[DIRECTIONS FOR THIS TASK] Your task is to output all the records below, word for word.

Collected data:
## begin
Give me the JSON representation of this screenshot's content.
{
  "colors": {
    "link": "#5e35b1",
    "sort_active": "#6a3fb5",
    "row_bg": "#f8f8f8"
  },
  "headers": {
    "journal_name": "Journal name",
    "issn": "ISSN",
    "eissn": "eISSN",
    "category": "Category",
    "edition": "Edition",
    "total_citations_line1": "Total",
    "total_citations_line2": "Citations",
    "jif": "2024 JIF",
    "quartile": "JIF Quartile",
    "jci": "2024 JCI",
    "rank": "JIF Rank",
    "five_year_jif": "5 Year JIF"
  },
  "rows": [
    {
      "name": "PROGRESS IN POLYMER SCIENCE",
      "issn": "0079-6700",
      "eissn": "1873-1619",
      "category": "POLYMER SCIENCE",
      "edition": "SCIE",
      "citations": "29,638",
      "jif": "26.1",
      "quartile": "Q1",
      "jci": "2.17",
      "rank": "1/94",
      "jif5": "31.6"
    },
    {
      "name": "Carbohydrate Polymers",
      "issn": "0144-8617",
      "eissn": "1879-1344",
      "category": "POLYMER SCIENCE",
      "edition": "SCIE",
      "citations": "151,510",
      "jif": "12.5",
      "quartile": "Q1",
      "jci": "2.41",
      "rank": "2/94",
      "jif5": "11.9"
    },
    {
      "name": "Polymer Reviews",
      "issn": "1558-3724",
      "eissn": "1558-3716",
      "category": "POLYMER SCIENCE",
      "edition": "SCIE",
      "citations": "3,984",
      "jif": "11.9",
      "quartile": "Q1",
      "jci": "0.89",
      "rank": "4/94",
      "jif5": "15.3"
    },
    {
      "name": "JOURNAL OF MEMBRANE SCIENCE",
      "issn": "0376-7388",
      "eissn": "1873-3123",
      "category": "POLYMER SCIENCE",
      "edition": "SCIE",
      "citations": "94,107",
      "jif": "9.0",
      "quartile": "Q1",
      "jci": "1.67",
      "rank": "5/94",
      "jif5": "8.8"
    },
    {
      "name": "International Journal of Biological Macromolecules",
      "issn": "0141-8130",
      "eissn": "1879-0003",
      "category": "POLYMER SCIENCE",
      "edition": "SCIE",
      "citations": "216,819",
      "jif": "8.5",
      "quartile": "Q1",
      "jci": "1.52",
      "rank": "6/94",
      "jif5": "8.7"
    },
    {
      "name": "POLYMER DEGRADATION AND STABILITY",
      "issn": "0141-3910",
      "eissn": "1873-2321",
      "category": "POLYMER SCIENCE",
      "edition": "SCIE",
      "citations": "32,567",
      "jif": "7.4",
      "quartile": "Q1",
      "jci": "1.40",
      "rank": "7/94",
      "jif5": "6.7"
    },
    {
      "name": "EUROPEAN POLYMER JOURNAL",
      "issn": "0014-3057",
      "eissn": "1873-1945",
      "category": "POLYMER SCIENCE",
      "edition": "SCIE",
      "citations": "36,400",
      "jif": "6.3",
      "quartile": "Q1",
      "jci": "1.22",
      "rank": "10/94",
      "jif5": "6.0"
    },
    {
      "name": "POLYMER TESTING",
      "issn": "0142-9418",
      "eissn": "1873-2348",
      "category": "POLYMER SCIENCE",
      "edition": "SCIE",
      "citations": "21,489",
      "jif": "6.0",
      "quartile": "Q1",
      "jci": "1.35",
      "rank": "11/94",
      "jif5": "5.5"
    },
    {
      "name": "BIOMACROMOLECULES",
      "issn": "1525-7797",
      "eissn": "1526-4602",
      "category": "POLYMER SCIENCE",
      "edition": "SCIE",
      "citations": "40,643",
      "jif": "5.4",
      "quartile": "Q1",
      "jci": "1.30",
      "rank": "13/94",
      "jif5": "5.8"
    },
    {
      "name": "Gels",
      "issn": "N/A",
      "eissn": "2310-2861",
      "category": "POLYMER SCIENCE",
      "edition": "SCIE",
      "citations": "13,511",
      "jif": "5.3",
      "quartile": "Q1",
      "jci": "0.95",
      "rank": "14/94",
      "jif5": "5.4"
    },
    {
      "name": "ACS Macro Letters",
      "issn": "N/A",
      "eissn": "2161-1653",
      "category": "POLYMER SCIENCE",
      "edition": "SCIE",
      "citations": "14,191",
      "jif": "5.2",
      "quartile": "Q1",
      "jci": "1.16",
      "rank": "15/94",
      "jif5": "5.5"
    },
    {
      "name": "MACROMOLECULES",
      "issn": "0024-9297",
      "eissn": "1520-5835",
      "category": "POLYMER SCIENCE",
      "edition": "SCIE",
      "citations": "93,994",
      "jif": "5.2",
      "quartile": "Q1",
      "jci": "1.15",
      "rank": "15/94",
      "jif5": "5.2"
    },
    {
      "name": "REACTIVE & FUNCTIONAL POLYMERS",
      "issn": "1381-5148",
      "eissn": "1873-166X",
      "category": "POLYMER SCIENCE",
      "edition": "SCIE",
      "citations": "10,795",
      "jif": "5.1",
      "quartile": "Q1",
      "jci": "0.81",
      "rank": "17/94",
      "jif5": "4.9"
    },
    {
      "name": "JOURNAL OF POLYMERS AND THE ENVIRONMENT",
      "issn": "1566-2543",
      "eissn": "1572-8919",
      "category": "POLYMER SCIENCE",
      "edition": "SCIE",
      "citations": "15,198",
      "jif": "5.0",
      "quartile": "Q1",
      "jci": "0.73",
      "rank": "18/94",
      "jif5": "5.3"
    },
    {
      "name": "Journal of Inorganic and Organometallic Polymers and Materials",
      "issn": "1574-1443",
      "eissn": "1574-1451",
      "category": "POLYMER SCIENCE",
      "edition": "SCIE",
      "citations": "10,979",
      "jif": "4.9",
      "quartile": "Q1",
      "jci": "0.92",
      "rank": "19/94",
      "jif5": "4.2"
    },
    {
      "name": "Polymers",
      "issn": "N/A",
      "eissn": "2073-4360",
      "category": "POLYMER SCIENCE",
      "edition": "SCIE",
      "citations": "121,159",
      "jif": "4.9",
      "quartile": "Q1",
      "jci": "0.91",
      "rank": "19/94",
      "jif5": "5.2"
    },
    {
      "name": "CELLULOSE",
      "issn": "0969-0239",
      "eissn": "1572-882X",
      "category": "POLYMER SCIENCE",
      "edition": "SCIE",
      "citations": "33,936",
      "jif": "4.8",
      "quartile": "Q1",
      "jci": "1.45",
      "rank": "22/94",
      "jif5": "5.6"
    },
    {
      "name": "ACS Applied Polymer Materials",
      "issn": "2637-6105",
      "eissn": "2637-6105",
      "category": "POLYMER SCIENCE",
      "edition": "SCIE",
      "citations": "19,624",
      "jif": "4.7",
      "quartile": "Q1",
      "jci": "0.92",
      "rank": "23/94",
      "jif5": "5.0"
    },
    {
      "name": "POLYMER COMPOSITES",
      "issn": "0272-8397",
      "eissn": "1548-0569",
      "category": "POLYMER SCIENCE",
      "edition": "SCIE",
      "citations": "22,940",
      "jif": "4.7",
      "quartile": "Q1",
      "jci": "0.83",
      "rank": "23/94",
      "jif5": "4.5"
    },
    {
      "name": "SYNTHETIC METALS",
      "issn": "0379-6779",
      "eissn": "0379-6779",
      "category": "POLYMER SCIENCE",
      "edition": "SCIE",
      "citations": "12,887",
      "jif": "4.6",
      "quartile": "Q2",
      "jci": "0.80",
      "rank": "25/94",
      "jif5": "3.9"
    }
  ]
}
## end
[FULL OUTPUT]
Give me the JSON representation of this screenshot's content.
{
  "colors": {
    "link": "#5e35b1",
    "sort_active": "#6a3fb5",
    "row_bg": "#f8f8f8"
  },
  "headers": {
    "journal_name": "Journal name",
    "issn": "ISSN",
    "eissn": "eISSN",
    "category": "Category",
    "edition": "Edition",
    "total_citations_line1": "Total",
    "total_citations_line2": "Citations",
    "jif": "2024 JIF",
    "quartile": "JIF Quartile",
    "jci": "2024 JCI",
    "rank": "JIF Rank",
    "five_year_jif": "5 Year JIF"
  },
  "rows": [
    {
      "name": "PROGRESS IN POLYMER SCIENCE",
      "issn": "0079-6700",
      "eissn": "1873-1619",
      "category": "POLYMER SCIENCE",
      "edition": "SCIE",
      "citations": "29,638",
      "jif": "26.1",
      "quartile": "Q1",
      "jci": "2.17",
      "rank": "1/94",
      "jif5": "31.6"
    },
    {
      "name": "Carbohydrate Polymers",
      "issn": "0144-8617",
      "eissn": "1879-1344",
      "category": "POLYMER SCIENCE",
      "edition": "SCIE",
      "citations": "151,510",
      "jif": "12.5",
      "quartile": "Q1",
      "jci": "2.41",
      "rank": "2/94",
      "jif5": "11.9"
    },
    {
      "name": "Polymer Reviews",
      "issn": "1558-3724",
      "eissn": "1558-3716",
      "category": "POLYMER SCIENCE",
      "edition": "SCIE",
      "citations": "3,984",
      "jif": "11.9",
      "quartile": "Q1",
      "jci": "0.89",
      "rank": "4/94",
      "jif5": "15.3"
    },
    {
      "name": "JOURNAL OF MEMBRANE SCIENCE",
      "issn": "0376-7388",
      "eissn": "1873-3123",
      "category": "POLYMER SCIENCE",
      "edition": "SCIE",
      "citations": "94,107",
      "jif": "9.0",
      "quartile": "Q1",
      "jci": "1.67",
      "rank": "5/94",
      "jif5": "8.8"
    },
    {
      "name": "International Journal of Biological Macromolecules",
      "issn": "0141-8130",
      "eissn": "1879-0003",
      "category": "POLYMER SCIENCE",
      "edition": "SCIE",
      "citations": "216,819",
      "jif": "8.5",
      "quartile": "Q1",
      "jci": "1.52",
      "rank": "6/94",
      "jif5": "8.7"
    },
    {
      "name": "POLYMER DEGRADATION AND STABILITY",
      "issn": "0141-3910",
      "eissn": "1873-2321",
      "category": "POLYMER SCIENCE",
      "edition": "SCIE",
      "citations": "32,567",
      "jif": "7.4",
      "quartile": "Q1",
      "jci": "1.40",
      "rank": "7/94",
      "jif5": "6.7"
    },
    {
      "name": "EUROPEAN POLYMER JOURNAL",
      "issn": "0014-3057",
      "eissn": "1873-1945",
      "category": "POLYMER SCIENCE",
      "edition": "SCIE",
      "citations": "36,400",
      "jif": "6.3",
      "quartile": "Q1",
      "jci": "1.22",
      "rank": "10/94",
      "jif5": "6.0"
    },
    {
      "name": "POLYMER TESTING",
      "issn": "0142-9418",
      "eissn": "1873-2348",
      "category": "POLYMER SCIENCE",
      "edition": "SCIE",
      "citations": "21,489",
      "jif": "6.0",
      "quartile": "Q1",
      "jci": "1.35",
      "rank": "11/94",
      "jif5": "5.5"
    },
    {
      "name": "BIOMACROMOLECULES",
      "issn": "1525-7797",
      "eissn": "1526-4602",
      "category": "POLYMER SCIENCE",
      "edition": "SCIE",
      "citations": "40,643",
      "jif": "5.4",
      "quartile": "Q1",
      "jci": "1.30",
      "rank": "13/94",
      "jif5": "5.8"
    },
    {
      "name": "Gels",
      "issn": "N/A",
      "eissn": "2310-2861",
      "category": "POLYMER SCIENCE",
      "edition": "SCIE",
      "citations": "13,511",
      "jif": "5.3",
      "quartile": "Q1",
      "jci": "0.95",
      "rank": "14/94",
      "jif5": "5.4"
    },
    {
      "name": "ACS Macro Letters",
      "issn": "N/A",
      "eissn": "2161-1653",
      "category": "POLYMER SCIENCE",
      "edition": "SCIE",
      "citations": "14,191",
      "jif": "5.2",
      "quartile": "Q1",
      "jci": "1.16",
      "rank": "15/94",
      "jif5": "5.5"
    },
    {
      "name": "MACROMOLECULES",
      "issn": "0024-9297",
      "eissn": "1520-5835",
      "category": "POLYMER SCIENCE",
      "edition": "SCIE",
      "citations": "93,994",
      "jif": "5.2",
      "quartile": "Q1",
      "jci": "1.15",
      "rank": "15/94",
      "jif5": "5.2"
    },
    {
      "name": "REACTIVE & FUNCTIONAL POLYMERS",
      "issn": "1381-5148",
      "eissn": "1873-166X",
      "category": "POLYMER SCIENCE",
      "edition": "SCIE",
      "citations": "10,795",
      "jif": "5.1",
      "quartile": "Q1",
      "jci": "0.81",
      "rank": "17/94",
      "jif5": "4.9"
    },
    {
      "name": "JOURNAL OF POLYMERS AND THE ENVIRONMENT",
      "issn": "1566-2543",
      "eissn": "1572-8919",
      "category": "POLYMER SCIENCE",
      "edition": "SCIE",
      "citations": "15,198",
      "jif": "5.0",
      "quartile": "Q1",
      "jci": "0.73",
      "rank": "18/94",
      "jif5": "5.3"
    },
    {
      "name": "Journal of Inorganic and Organometallic Polymers and Materials",
      "issn": "1574-1443",
      "eissn": "1574-1451",
      "category": "POLYMER SCIENCE",
      "edition": "SCIE",
      "citations": "10,979",
      "jif": "4.9",
      "quartile": "Q1",
      "jci": "0.92",
      "rank": "19/94",
      "jif5": "4.2"
    },
    {
      "name": "Polymers",
      "issn": "N/A",
      "eissn": "2073-4360",
      "category": "POLYMER SCIENCE",
      "edition": "SCIE",
      "citations": "121,159",
      "jif": "4.9",
      "quartile": "Q1",
      "jci": "0.91",
      "rank": "19/94",
      "jif5": "5.2"
    },
    {
      "name": "CELLULOSE",
      "issn": "0969-0239",
      "eissn": "1572-882X",
      "category": "POLYMER SCIENCE",
      "edition": "SCIE",
      "citations": "33,936",
      "jif": "4.8",
      "quartile": "Q1",
      "jci": "1.45",
      "rank": "22/94",
      "jif5": "5.6"
    },
    {
      "name": "ACS Applied Polymer Materials",
      "issn": "2637-6105",
      "eissn": "2637-6105",
      "category": "POLYMER SCIENCE",
      "edition": "SCIE",
      "citations": "19,624",
      "jif": "4.7",
      "quartile": "Q1",
      "jci": "0.92",
      "rank": "23/94",
      "jif5": "5.0"
    },
    {
      "name": "POLYMER COMPOSITES",
      "issn": "0272-8397",
      "eissn": "1548-0569",
      "category": "POLYMER SCIENCE",
      "edition": "SCIE",
      "citations": "22,940",
      "jif": "4.7",
      "quartile": "Q1",
      "jci": "0.83",
      "rank": "23/94",
      "jif5": "4.5"
    },
    {
      "name": "SYNTHETIC METALS",
      "issn": "0379-6779",
      "eissn": "0379-6779",
      "category": "POLYMER SCIENCE",
      "edition": "SCIE",
      "citations": "12,887",
      "jif": "4.6",
      "quartile": "Q2",
      "jci": "0.80",
      "rank": "25/94",
      "jif5": "3.9"
    }
  ]
}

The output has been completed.